Locate the string "中国词曲网" throughout the material and copy every line in which it occurs.

Items from a data source:
=-=-=-=-=
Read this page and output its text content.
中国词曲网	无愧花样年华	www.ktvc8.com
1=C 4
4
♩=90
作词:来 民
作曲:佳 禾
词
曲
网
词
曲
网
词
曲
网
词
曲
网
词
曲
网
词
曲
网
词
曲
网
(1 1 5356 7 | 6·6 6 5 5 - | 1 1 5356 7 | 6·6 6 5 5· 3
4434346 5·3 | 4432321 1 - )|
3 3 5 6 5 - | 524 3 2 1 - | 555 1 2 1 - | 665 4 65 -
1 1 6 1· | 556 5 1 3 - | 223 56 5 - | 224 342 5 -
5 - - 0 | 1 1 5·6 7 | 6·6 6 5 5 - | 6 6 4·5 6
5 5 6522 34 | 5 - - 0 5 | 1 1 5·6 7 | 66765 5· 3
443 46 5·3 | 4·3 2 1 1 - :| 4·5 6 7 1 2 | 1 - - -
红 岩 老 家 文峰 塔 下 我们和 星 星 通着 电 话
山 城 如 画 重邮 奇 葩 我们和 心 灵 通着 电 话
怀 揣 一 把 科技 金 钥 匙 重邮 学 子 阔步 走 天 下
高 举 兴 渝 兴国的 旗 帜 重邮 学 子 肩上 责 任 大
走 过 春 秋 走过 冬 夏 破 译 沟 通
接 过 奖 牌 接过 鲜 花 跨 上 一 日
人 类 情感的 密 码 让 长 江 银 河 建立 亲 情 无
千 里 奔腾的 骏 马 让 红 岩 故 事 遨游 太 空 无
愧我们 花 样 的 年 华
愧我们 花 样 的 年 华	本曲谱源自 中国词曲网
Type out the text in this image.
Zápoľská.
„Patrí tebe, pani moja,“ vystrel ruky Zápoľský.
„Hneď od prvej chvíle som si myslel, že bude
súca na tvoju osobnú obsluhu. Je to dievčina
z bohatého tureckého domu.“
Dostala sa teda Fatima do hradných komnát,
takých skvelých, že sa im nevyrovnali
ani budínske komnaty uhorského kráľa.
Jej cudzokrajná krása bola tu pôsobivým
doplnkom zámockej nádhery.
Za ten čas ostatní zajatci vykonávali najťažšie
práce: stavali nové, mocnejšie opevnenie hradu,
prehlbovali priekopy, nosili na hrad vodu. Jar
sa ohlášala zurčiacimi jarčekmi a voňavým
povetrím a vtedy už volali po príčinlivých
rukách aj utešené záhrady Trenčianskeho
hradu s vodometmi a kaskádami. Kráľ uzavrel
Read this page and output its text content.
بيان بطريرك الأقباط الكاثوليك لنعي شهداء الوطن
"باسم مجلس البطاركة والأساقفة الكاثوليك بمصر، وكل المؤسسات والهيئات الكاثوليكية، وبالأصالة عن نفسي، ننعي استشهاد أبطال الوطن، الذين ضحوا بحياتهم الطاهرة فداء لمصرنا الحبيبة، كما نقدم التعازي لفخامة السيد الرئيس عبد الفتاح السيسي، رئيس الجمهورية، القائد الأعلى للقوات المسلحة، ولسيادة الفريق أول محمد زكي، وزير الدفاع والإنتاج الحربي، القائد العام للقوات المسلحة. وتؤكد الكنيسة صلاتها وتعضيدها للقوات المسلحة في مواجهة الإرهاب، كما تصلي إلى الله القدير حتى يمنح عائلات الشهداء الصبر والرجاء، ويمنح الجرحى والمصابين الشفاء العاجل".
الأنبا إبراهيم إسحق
=-=-=-=-=
Solution to the problem:
中国词曲网	无愧花样年华	www.ktvc8.com
愧我们 花 样 的 年 华	本曲谱源自 中国词曲网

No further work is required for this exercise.